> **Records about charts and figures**
□ □ □
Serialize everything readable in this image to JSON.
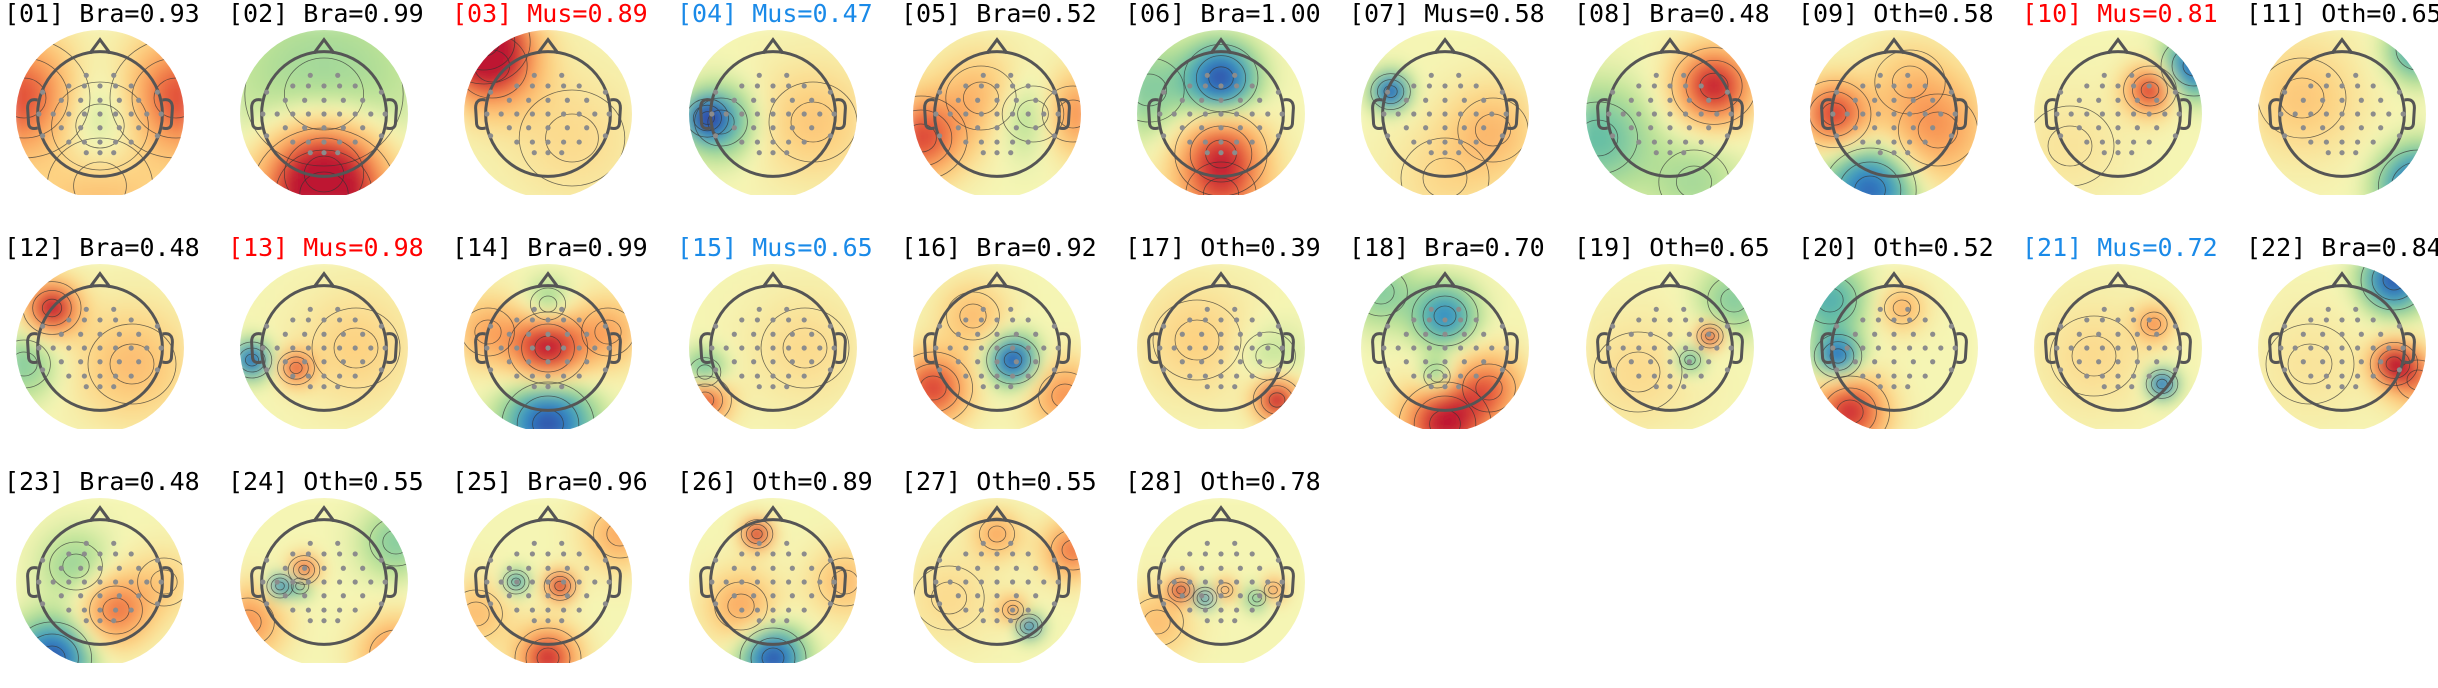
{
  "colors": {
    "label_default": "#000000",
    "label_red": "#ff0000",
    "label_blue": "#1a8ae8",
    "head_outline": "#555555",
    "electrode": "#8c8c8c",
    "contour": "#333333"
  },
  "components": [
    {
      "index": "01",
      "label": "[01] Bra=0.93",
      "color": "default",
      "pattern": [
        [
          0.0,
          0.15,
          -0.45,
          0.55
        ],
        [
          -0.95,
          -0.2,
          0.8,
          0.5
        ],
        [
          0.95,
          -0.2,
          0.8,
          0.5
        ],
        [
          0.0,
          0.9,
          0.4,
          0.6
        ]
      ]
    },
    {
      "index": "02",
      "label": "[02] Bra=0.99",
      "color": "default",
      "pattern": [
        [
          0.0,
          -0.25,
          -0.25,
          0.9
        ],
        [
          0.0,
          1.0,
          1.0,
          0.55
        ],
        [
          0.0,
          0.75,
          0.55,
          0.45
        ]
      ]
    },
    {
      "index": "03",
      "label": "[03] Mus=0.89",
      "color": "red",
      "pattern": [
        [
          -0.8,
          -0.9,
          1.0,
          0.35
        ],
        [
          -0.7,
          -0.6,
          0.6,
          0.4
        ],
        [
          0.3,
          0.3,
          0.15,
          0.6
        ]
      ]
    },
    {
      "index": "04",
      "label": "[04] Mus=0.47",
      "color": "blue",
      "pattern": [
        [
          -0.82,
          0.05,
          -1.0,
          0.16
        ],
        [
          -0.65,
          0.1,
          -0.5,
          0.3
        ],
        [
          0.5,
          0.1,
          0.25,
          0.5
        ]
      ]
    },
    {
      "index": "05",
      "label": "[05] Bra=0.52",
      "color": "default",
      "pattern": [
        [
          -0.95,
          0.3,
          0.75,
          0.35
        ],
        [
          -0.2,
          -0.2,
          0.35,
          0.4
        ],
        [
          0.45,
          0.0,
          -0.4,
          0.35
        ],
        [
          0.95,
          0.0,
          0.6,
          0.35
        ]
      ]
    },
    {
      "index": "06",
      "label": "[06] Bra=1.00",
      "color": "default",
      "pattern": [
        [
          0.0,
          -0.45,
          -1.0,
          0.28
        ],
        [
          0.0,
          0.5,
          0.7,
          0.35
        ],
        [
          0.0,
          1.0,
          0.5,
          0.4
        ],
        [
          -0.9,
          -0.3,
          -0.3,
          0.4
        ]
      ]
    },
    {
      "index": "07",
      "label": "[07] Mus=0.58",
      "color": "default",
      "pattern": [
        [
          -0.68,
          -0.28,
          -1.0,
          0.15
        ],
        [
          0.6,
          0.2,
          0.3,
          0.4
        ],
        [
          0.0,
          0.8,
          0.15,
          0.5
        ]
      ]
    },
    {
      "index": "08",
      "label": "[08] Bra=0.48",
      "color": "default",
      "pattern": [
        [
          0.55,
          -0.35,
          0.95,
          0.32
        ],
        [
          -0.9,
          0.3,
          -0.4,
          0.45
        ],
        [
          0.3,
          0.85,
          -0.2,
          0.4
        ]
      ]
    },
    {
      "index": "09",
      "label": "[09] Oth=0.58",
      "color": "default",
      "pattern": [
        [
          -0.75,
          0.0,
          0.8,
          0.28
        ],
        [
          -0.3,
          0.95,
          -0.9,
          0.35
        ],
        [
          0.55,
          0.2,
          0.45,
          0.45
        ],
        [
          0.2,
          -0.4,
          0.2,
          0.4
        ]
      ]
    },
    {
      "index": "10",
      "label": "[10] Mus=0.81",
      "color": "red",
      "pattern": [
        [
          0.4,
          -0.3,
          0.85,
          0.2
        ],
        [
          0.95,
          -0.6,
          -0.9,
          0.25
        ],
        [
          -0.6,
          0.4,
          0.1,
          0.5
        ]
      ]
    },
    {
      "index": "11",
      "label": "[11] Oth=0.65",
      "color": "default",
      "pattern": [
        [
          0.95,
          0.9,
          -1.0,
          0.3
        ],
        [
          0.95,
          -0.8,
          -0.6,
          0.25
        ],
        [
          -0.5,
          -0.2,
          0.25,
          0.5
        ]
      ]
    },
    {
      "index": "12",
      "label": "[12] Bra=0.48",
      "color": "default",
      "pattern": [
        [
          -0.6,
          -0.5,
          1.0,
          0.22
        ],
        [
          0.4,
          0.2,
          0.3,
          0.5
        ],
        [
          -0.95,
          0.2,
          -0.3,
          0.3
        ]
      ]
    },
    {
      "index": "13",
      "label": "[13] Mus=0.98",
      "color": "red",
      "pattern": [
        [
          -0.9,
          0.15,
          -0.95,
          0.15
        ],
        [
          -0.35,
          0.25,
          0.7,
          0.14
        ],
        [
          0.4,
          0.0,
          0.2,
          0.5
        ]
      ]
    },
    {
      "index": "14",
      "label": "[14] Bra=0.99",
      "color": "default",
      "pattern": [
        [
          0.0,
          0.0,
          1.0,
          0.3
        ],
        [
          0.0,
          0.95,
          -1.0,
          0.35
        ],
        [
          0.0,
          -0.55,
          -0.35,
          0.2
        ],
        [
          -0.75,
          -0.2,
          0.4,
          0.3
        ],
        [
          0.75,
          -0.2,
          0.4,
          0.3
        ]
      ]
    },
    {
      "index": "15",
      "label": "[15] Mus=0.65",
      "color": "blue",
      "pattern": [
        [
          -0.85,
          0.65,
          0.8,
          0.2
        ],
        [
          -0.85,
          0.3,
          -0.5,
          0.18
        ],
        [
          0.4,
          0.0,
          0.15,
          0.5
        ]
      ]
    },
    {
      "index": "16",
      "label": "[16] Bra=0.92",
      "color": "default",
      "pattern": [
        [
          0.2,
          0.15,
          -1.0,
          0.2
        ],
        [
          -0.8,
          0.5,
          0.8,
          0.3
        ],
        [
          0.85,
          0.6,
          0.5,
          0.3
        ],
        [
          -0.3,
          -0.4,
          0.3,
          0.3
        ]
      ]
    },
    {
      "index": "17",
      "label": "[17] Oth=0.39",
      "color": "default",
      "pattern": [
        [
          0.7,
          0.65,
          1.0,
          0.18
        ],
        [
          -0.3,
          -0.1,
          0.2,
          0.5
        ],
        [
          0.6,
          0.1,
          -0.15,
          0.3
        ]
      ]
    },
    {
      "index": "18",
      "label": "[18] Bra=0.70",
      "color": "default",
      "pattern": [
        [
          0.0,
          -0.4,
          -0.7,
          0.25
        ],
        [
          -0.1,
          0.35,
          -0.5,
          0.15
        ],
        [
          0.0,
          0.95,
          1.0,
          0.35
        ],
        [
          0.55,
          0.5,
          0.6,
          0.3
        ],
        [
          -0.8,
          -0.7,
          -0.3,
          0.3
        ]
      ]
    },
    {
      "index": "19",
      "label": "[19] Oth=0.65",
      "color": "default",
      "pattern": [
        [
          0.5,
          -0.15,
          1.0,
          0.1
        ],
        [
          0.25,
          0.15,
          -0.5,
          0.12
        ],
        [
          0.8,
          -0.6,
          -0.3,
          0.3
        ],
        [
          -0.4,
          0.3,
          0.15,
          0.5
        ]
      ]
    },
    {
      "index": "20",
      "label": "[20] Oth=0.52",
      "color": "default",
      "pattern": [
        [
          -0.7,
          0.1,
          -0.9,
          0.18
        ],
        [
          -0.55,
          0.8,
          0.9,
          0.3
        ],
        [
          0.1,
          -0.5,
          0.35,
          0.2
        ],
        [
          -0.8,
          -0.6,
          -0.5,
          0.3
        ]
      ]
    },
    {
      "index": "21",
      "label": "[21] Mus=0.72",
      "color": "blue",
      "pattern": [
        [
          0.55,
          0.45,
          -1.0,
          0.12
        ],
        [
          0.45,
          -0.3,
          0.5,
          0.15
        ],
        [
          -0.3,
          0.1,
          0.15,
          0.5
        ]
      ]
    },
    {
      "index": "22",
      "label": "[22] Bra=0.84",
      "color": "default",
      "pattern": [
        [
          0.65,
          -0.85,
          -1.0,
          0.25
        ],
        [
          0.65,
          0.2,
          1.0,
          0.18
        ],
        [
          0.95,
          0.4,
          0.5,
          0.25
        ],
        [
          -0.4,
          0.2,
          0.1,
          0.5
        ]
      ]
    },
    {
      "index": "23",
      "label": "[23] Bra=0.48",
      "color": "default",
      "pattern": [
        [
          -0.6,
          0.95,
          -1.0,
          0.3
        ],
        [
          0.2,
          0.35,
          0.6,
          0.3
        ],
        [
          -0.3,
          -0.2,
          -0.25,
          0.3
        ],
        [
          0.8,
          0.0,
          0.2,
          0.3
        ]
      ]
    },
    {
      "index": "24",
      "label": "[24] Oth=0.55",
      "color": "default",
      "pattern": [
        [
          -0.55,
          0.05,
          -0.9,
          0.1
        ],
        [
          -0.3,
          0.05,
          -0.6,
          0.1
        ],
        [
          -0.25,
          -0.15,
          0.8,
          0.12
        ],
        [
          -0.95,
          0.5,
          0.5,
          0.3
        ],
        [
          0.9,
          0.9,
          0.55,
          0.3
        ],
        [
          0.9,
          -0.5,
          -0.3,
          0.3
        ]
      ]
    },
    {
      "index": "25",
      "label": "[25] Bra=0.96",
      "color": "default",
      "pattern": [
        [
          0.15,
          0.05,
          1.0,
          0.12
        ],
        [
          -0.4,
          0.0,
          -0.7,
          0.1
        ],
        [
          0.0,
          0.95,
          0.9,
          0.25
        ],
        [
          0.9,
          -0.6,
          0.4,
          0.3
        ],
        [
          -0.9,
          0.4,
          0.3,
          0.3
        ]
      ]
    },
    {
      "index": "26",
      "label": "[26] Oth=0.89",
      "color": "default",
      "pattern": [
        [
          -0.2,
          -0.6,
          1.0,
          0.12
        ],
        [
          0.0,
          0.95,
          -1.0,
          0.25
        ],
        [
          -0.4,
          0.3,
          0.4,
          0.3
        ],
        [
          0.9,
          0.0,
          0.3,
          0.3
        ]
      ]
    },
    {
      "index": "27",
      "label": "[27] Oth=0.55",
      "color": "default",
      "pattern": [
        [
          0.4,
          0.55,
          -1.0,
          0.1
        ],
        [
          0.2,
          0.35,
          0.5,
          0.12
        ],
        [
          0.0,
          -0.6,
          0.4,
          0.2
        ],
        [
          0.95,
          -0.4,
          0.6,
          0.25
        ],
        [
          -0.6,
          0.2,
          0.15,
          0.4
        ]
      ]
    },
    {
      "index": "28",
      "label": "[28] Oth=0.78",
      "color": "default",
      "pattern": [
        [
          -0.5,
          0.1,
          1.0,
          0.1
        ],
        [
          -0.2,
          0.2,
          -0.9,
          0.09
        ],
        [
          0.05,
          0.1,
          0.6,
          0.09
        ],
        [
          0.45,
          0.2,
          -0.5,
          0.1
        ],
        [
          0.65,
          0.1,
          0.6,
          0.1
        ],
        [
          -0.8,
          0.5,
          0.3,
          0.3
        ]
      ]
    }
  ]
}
□ □ □
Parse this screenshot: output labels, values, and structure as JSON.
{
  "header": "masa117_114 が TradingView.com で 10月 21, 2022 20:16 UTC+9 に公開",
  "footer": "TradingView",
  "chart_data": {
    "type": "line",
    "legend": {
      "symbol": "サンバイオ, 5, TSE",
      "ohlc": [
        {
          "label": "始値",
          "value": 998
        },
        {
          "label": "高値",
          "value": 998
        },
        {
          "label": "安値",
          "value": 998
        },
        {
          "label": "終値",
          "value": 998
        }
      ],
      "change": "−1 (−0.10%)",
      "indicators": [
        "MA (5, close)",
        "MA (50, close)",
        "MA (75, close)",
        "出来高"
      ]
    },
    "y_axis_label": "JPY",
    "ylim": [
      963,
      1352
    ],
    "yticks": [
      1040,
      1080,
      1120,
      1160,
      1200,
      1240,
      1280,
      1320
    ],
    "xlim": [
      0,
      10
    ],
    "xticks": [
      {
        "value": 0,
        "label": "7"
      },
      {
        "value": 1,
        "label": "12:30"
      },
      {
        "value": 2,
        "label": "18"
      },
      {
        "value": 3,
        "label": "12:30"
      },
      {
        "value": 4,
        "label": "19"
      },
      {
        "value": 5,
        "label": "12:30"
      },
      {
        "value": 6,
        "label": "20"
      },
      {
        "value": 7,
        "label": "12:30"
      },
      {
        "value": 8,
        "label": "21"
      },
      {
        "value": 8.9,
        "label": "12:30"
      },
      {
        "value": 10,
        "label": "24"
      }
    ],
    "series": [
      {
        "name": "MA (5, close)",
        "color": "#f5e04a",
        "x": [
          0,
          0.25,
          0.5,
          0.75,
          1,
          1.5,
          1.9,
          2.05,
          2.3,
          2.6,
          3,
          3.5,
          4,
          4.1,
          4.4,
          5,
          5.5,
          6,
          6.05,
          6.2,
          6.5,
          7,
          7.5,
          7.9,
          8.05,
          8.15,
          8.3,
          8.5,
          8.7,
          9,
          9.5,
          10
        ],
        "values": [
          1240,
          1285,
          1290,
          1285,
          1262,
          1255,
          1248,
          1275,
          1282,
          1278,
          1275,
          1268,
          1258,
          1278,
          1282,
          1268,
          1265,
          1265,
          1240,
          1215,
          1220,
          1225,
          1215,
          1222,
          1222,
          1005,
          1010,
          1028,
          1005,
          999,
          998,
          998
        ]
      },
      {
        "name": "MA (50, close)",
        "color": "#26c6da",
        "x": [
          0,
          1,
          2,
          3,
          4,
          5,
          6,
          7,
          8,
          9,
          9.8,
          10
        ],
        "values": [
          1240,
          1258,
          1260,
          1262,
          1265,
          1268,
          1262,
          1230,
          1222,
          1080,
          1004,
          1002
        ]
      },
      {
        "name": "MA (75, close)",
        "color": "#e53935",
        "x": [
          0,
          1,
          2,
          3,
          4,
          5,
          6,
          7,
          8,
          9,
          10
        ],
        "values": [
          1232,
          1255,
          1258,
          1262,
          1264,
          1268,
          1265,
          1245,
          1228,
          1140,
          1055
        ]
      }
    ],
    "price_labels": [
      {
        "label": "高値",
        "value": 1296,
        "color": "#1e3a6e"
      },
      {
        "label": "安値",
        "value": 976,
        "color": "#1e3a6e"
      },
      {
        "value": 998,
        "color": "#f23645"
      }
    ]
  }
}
□ □ □
> **INSTRUCTIONS TO FOLLOW**
Filter the data, keeping only the lines that contain "JSON".

> **PROBLEM SOLUTION**
Serialize everything readable in this image to JSON.
Parse this screenshot: output labels, values, and structure as JSON.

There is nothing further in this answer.